--- PROBLEM DETAILS ---
Reproduce the listing below in full and without alteration, apart from its pictures.

** start of PROVIDED ENTRIES **

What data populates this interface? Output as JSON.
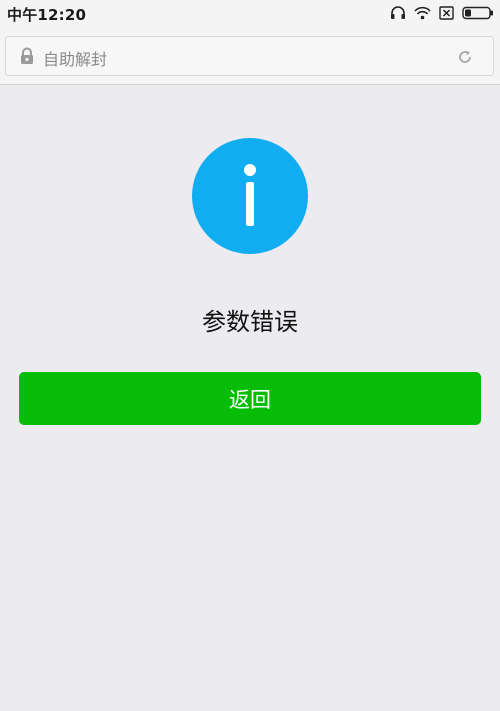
{
  "status_bar": {
    "time": "中午12:20",
    "icons": [
      "headphones-icon",
      "wifi-icon",
      "sim-disabled-icon",
      "battery-icon"
    ]
  },
  "address_bar": {
    "title": "自助解封",
    "lock_icon": "lock-icon",
    "refresh_icon": "refresh-icon"
  },
  "main": {
    "status_icon": "info-icon",
    "message": "参数错误",
    "back_button_label": "返回"
  },
  "colors": {
    "info": "#10aef0",
    "primary_button": "#07bd07",
    "background": "#ececf0"
  }
}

** end of PROVIDED ENTRIES **

--- OUTPUT BELOW ---
What data populates this interface? Output as JSON.
{
  "status_bar": {
    "time": "中午12:20",
    "icons": [
      "headphones-icon",
      "wifi-icon",
      "sim-disabled-icon",
      "battery-icon"
    ]
  },
  "address_bar": {
    "title": "自助解封",
    "lock_icon": "lock-icon",
    "refresh_icon": "refresh-icon"
  },
  "main": {
    "status_icon": "info-icon",
    "message": "参数错误",
    "back_button_label": "返回"
  },
  "colors": {
    "info": "#10aef0",
    "primary_button": "#07bd07",
    "background": "#ececf0"
  }
}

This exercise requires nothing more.